## BEGIN RECORDS
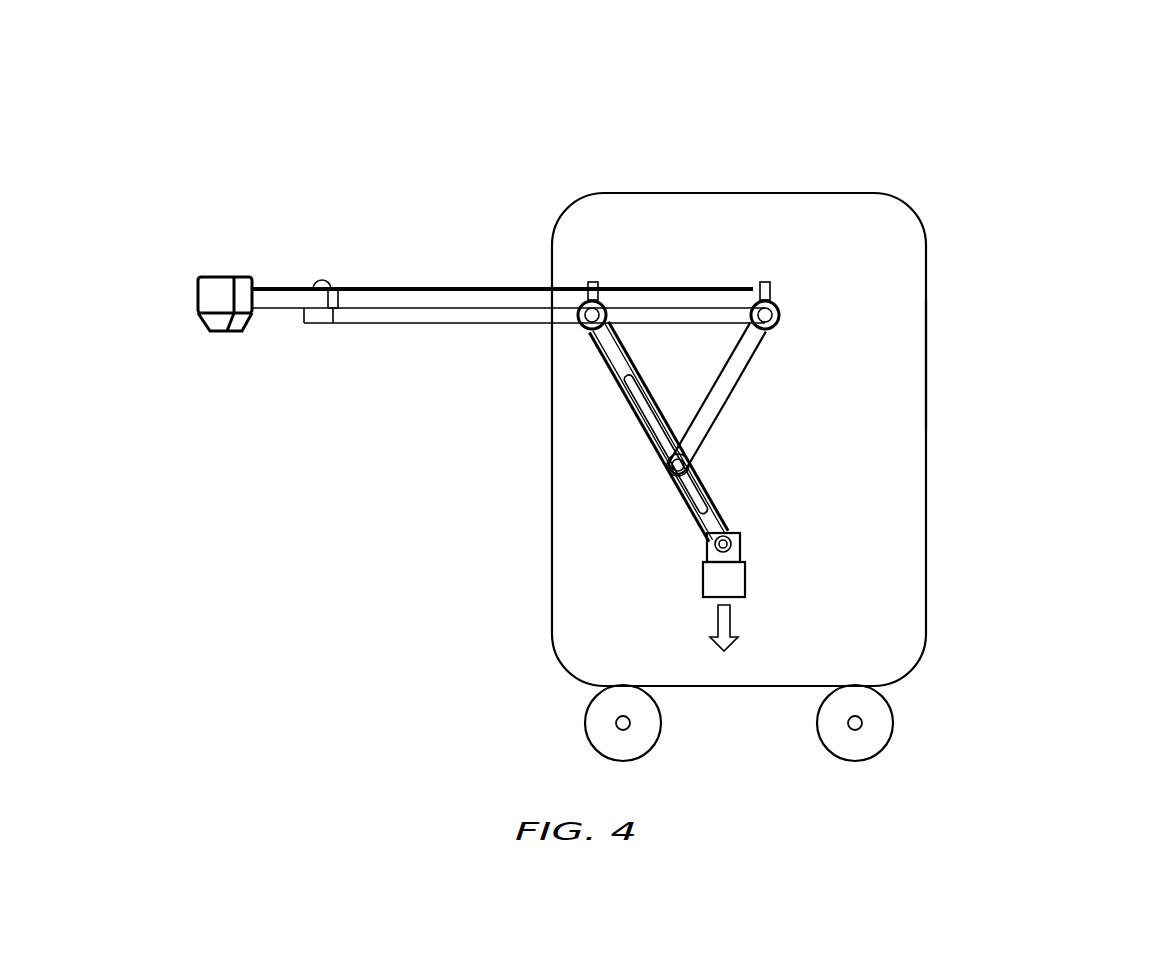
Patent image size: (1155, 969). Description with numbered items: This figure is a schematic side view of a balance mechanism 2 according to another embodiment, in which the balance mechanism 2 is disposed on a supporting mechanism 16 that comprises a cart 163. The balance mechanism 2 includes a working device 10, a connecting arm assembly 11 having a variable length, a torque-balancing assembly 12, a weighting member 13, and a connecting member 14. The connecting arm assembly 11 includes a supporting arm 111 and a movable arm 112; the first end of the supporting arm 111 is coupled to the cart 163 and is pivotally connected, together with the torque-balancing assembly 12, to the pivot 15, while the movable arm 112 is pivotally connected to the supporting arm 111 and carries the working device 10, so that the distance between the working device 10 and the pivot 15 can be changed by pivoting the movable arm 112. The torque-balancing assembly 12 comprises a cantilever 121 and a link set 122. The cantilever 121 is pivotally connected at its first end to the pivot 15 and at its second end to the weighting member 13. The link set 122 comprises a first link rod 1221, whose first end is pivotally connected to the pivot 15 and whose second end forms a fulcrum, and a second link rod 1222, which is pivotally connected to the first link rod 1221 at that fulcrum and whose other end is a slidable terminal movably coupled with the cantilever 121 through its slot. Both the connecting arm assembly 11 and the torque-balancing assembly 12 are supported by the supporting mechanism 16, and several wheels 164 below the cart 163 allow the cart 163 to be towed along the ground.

The balance mechanism 2 is at (1101, 122).
The working device 10 is at (218, 287).
The connecting arm assembly 11 is at (508, 349).
The supporting arm 111 is at (370, 313).
The movable arm 112 is at (285, 296).
The torque-balancing assembly 12 is at (793, 291).
The cantilever 121 is at (625, 402).
The link set 122 is at (787, 398).
The first link rod 1221 is at (716, 376).
The second link rod 1222 is at (708, 412).
The weighting member 13 is at (745, 590).
The connecting member 14 is at (415, 288).
The pivot 15 is at (580, 331).
The supporting mechanism 16 is at (934, 206).
The cart 163 is at (927, 365).
The wheels 164 is at (878, 725).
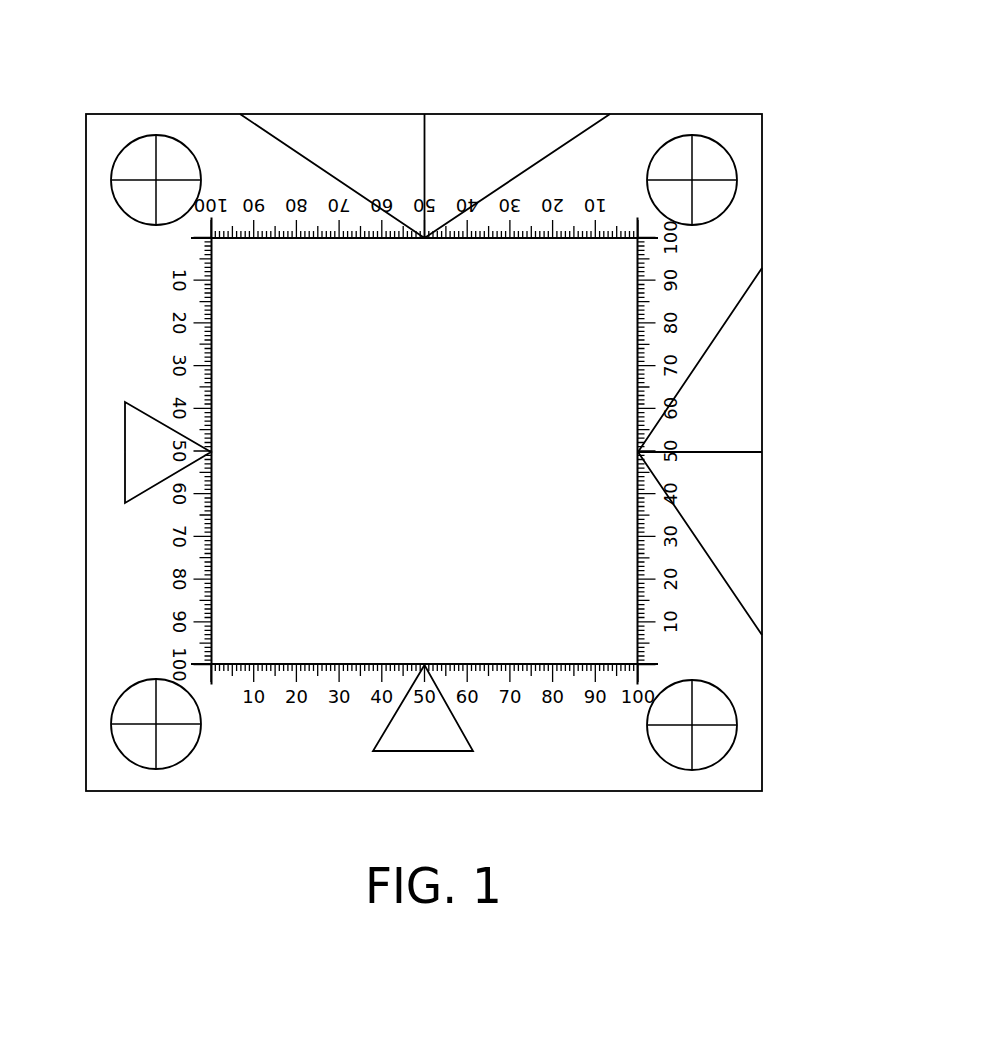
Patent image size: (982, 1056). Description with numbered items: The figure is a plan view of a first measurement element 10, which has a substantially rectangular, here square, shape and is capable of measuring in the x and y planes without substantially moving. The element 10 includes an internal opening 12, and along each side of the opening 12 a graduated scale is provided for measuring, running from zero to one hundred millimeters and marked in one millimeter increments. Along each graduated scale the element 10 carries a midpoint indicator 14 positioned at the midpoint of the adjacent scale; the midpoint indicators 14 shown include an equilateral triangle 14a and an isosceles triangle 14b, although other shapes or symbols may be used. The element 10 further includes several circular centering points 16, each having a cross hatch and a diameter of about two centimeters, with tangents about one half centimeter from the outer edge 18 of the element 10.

The first measurement element 10 is at (422, 73).
The internal opening 12 is at (419, 460).
The midpoint indicator 14 is at (135, 445).
The equilateral triangle 14a is at (423, 737).
The isosceles triangle 14b is at (730, 408).
The centering point 16 is at (717, 170).
The outer edge 18 is at (638, 114).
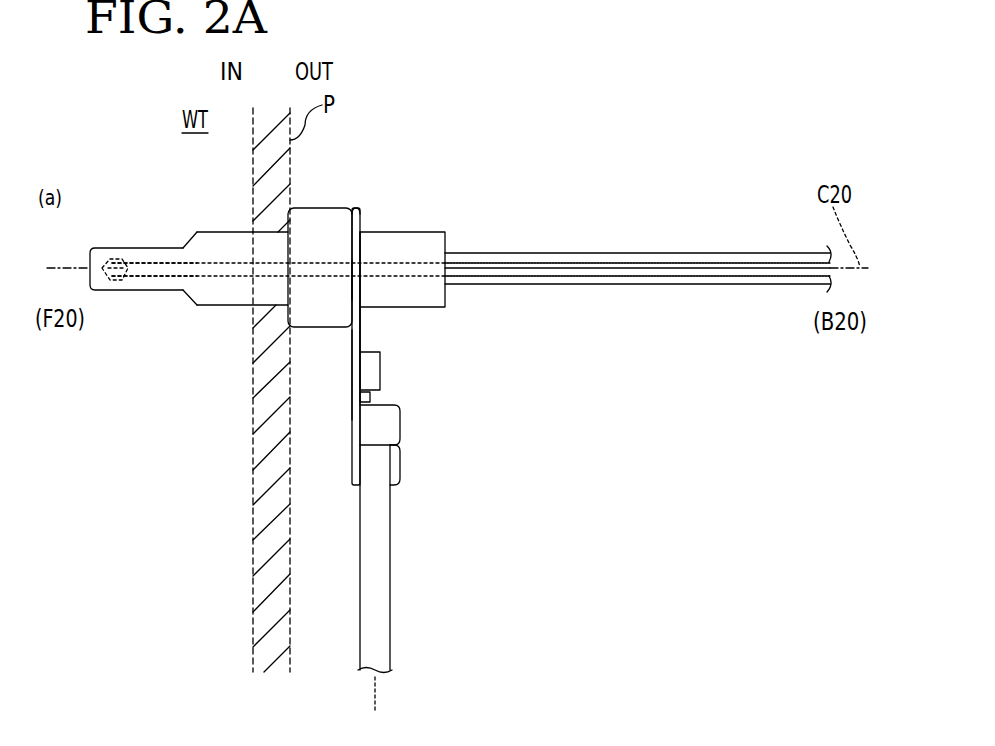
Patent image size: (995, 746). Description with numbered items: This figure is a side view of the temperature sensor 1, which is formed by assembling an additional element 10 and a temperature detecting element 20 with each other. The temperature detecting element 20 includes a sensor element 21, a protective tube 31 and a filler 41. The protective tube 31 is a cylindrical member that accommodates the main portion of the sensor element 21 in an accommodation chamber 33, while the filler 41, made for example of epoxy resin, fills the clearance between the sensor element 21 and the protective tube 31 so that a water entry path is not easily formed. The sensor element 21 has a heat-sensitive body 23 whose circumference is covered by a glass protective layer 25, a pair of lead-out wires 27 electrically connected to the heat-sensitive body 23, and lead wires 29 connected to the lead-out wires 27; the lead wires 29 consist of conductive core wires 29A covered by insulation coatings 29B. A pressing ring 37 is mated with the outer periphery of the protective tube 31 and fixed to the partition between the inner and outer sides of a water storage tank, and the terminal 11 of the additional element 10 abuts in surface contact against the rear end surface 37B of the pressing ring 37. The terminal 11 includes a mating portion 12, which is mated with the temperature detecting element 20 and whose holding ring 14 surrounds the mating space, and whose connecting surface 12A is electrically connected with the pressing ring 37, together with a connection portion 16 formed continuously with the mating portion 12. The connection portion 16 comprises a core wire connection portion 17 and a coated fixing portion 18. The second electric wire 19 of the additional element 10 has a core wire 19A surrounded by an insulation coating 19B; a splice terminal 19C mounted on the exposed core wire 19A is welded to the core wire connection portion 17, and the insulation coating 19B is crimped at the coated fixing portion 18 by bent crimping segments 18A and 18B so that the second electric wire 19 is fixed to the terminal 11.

The temperature sensor 1 is at (415, 144).
The additional element 10 is at (438, 363).
The terminal 11 is at (362, 218).
The mating portion 12 is at (362, 298).
The connecting surface 12A is at (351, 283).
The holding ring 14 is at (356, 346).
The connection portion 16 is at (351, 372).
The core wire connection portion 17 is at (361, 335).
The coated fixing portion 18 is at (518, 430).
The crimping segment 18A is at (402, 463).
The crimping segment 18B is at (402, 423).
The second electric wire 19 is at (391, 578).
The core wire 19A is at (391, 523).
The insulation coating 19B is at (371, 394).
The splice terminal 19C is at (381, 365).
The temperature detecting element 20 is at (440, 214).
The sensor element 21 is at (192, 257).
The heat-sensitive body 23 is at (112, 290).
The protective layer 25 is at (121, 249).
The lead-out wires 27 is at (208, 252).
The lead wires 29 is at (551, 252).
The core wires 29A is at (626, 260).
The insulation coatings 29B is at (707, 252).
The protective tube 31 is at (147, 248).
The accommodation chamber 33 is at (162, 278).
The pressing ring 37 is at (312, 208).
The rear end surface 37B is at (357, 208).
The filler 41 is at (187, 306).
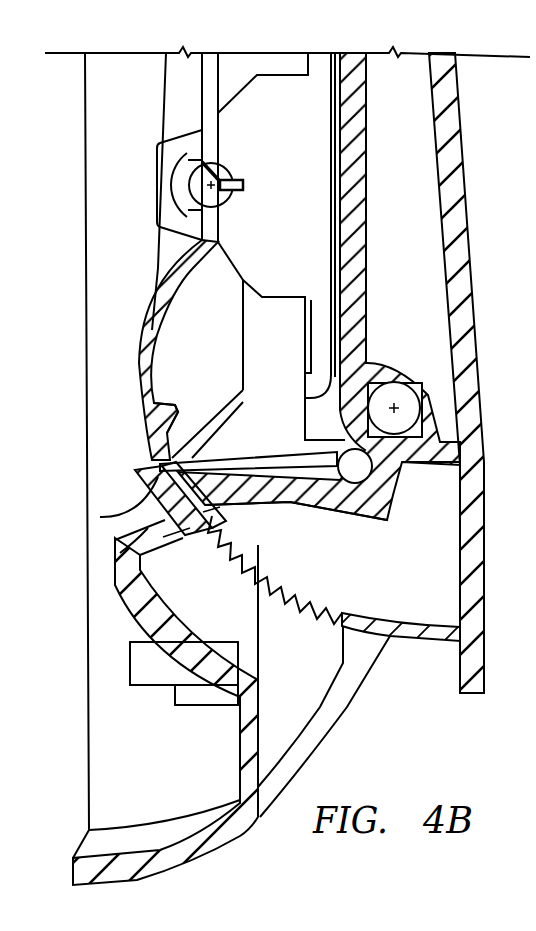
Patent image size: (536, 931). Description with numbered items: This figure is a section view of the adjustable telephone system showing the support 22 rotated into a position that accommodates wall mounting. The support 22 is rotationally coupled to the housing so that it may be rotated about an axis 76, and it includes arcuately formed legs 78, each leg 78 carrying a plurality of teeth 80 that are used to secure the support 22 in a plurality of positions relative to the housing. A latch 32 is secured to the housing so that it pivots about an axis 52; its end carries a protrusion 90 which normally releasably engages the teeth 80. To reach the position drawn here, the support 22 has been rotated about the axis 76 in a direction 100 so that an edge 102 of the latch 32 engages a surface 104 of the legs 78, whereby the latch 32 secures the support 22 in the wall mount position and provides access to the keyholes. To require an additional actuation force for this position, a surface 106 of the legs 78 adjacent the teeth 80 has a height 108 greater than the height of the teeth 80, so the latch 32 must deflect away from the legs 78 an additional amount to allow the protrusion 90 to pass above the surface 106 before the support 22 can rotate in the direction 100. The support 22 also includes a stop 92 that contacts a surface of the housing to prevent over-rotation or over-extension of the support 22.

The support 22 is at (487, 640).
The latch 32 is at (144, 324).
The axis 52 is at (189, 184).
The axis 76 is at (396, 408).
The legs 78 is at (356, 628).
The teeth 80 is at (250, 584).
The protrusion 90 is at (172, 405).
The stop 92 is at (460, 670).
The direction 100 is at (447, 380).
The edge 102 is at (142, 466).
The surface 104 is at (200, 450).
The surface 106 is at (122, 516).
The height 108 is at (225, 514).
## END RECORDS
SET PROBLEM - Reproduce all of the records above verbatim, leaving out the pictures.

ANSWER BELOW -
Patent image size: (1155, 969). Description with numbered items: This figure is a schematic side view of a balance mechanism 2 according to another embodiment, in which the balance mechanism 2 is disposed on a supporting mechanism 16 that comprises a cart 163. The balance mechanism 2 includes a working device 10, a connecting arm assembly 11 having a variable length, a torque-balancing assembly 12, a weighting member 13, and a connecting member 14. The connecting arm assembly 11 includes a supporting arm 111 and a movable arm 112; the first end of the supporting arm 111 is coupled to the cart 163 and is pivotally connected, together with the torque-balancing assembly 12, to the pivot 15, while the movable arm 112 is pivotally connected to the supporting arm 111 and carries the working device 10, so that the distance between the working device 10 and the pivot 15 can be changed by pivoting the movable arm 112. The torque-balancing assembly 12 comprises a cantilever 121 and a link set 122. The cantilever 121 is pivotally connected at its first end to the pivot 15 and at its second end to the weighting member 13. The link set 122 comprises a first link rod 1221, whose first end is pivotally connected to the pivot 15 and whose second end forms a fulcrum, and a second link rod 1222, which is pivotally connected to the first link rod 1221 at that fulcrum and whose other end is a slidable terminal movably coupled with the cantilever 121 through its slot. Both the connecting arm assembly 11 and the torque-balancing assembly 12 are supported by the supporting mechanism 16, and several wheels 164 below the cart 163 allow the cart 163 to be towed along the ground.

The balance mechanism 2 is at (1101, 122).
The working device 10 is at (218, 287).
The connecting arm assembly 11 is at (508, 349).
The supporting arm 111 is at (370, 313).
The movable arm 112 is at (285, 296).
The torque-balancing assembly 12 is at (793, 291).
The cantilever 121 is at (625, 402).
The link set 122 is at (787, 398).
The first link rod 1221 is at (716, 376).
The second link rod 1222 is at (708, 412).
The weighting member 13 is at (745, 590).
The connecting member 14 is at (415, 288).
The pivot 15 is at (580, 331).
The supporting mechanism 16 is at (934, 206).
The cart 163 is at (927, 365).
The wheels 164 is at (878, 725).
Patent image size: (982, 1056). Description with numbered items: The figure is a plan view of a first measurement element 10, which has a substantially rectangular, here square, shape and is capable of measuring in the x and y planes without substantially moving. The element 10 includes an internal opening 12, and along each side of the opening 12 a graduated scale is provided for measuring, running from zero to one hundred millimeters and marked in one millimeter increments. Along each graduated scale the element 10 carries a midpoint indicator 14 positioned at the midpoint of the adjacent scale; the midpoint indicators 14 shown include an equilateral triangle 14a and an isosceles triangle 14b, although other shapes or symbols may be used. The element 10 further includes several circular centering points 16, each having a cross hatch and a diameter of about two centimeters, with tangents about one half centimeter from the outer edge 18 of the element 10.

The first measurement element 10 is at (422, 73).
The internal opening 12 is at (419, 460).
The midpoint indicator 14 is at (135, 445).
The equilateral triangle 14a is at (423, 737).
The isosceles triangle 14b is at (730, 408).
The centering point 16 is at (717, 170).
The outer edge 18 is at (638, 114).
Patent image size: (995, 746). Description with numbered items: This figure is a side view of the temperature sensor 1, which is formed by assembling an additional element 10 and a temperature detecting element 20 with each other. The temperature detecting element 20 includes a sensor element 21, a protective tube 31 and a filler 41. The protective tube 31 is a cylindrical member that accommodates the main portion of the sensor element 21 in an accommodation chamber 33, while the filler 41, made for example of epoxy resin, fills the clearance between the sensor element 21 and the protective tube 31 so that a water entry path is not easily formed. The sensor element 21 has a heat-sensitive body 23 whose circumference is covered by a glass protective layer 25, a pair of lead-out wires 27 electrically connected to the heat-sensitive body 23, and lead wires 29 connected to the lead-out wires 27; the lead wires 29 consist of conductive core wires 29A covered by insulation coatings 29B. A pressing ring 37 is mated with the outer periphery of the protective tube 31 and fixed to the partition between the inner and outer sides of a water storage tank, and the terminal 11 of the additional element 10 abuts in surface contact against the rear end surface 37B of the pressing ring 37. The terminal 11 includes a mating portion 12, which is mated with the temperature detecting element 20 and whose holding ring 14 surrounds the mating space, and whose connecting surface 12A is electrically connected with the pressing ring 37, together with a connection portion 16 formed continuously with the mating portion 12. The connection portion 16 comprises a core wire connection portion 17 and a coated fixing portion 18. The second electric wire 19 of the additional element 10 has a core wire 19A surrounded by an insulation coating 19B; a splice terminal 19C mounted on the exposed core wire 19A is welded to the core wire connection portion 17, and the insulation coating 19B is crimped at the coated fixing portion 18 by bent crimping segments 18A and 18B so that the second electric wire 19 is fixed to the terminal 11.

The temperature sensor 1 is at (415, 144).
The additional element 10 is at (438, 363).
The terminal 11 is at (362, 218).
The mating portion 12 is at (362, 298).
The connecting surface 12A is at (351, 283).
The holding ring 14 is at (356, 346).
The connection portion 16 is at (351, 372).
The core wire connection portion 17 is at (361, 335).
The coated fixing portion 18 is at (518, 430).
The crimping segment 18A is at (402, 463).
The crimping segment 18B is at (402, 423).
The second electric wire 19 is at (391, 578).
The core wire 19A is at (391, 523).
The insulation coating 19B is at (371, 394).
The splice terminal 19C is at (381, 365).
The temperature detecting element 20 is at (440, 214).
The sensor element 21 is at (192, 257).
The heat-sensitive body 23 is at (112, 290).
The protective layer 25 is at (121, 249).
The lead-out wires 27 is at (208, 252).
The lead wires 29 is at (551, 252).
The core wires 29A is at (626, 260).
The insulation coatings 29B is at (707, 252).
The protective tube 31 is at (147, 248).
The accommodation chamber 33 is at (162, 278).
The pressing ring 37 is at (312, 208).
The rear end surface 37B is at (357, 208).
The filler 41 is at (187, 306).
Patent image size: (536, 931). Description with numbered items: This figure is a section view of the adjustable telephone system showing the support 22 rotated into a position that accommodates wall mounting. The support 22 is rotationally coupled to the housing so that it may be rotated about an axis 76, and it includes arcuately formed legs 78, each leg 78 carrying a plurality of teeth 80 that are used to secure the support 22 in a plurality of positions relative to the housing. A latch 32 is secured to the housing so that it pivots about an axis 52; its end carries a protrusion 90 which normally releasably engages the teeth 80. To reach the position drawn here, the support 22 has been rotated about the axis 76 in a direction 100 so that an edge 102 of the latch 32 engages a surface 104 of the legs 78, whereby the latch 32 secures the support 22 in the wall mount position and provides access to the keyholes. To require an additional actuation force for this position, a surface 106 of the legs 78 adjacent the teeth 80 has a height 108 greater than the height of the teeth 80, so the latch 32 must deflect away from the legs 78 an additional amount to allow the protrusion 90 to pass above the surface 106 before the support 22 can rotate in the direction 100. The support 22 also includes a stop 92 that contacts a surface of the housing to prevent over-rotation or over-extension of the support 22.

The support 22 is at (487, 640).
The latch 32 is at (144, 324).
The axis 52 is at (189, 184).
The axis 76 is at (396, 408).
The legs 78 is at (356, 628).
The teeth 80 is at (250, 584).
The protrusion 90 is at (172, 405).
The stop 92 is at (460, 670).
The direction 100 is at (447, 380).
The edge 102 is at (142, 466).
The surface 104 is at (200, 450).
The surface 106 is at (122, 516).
The height 108 is at (225, 514).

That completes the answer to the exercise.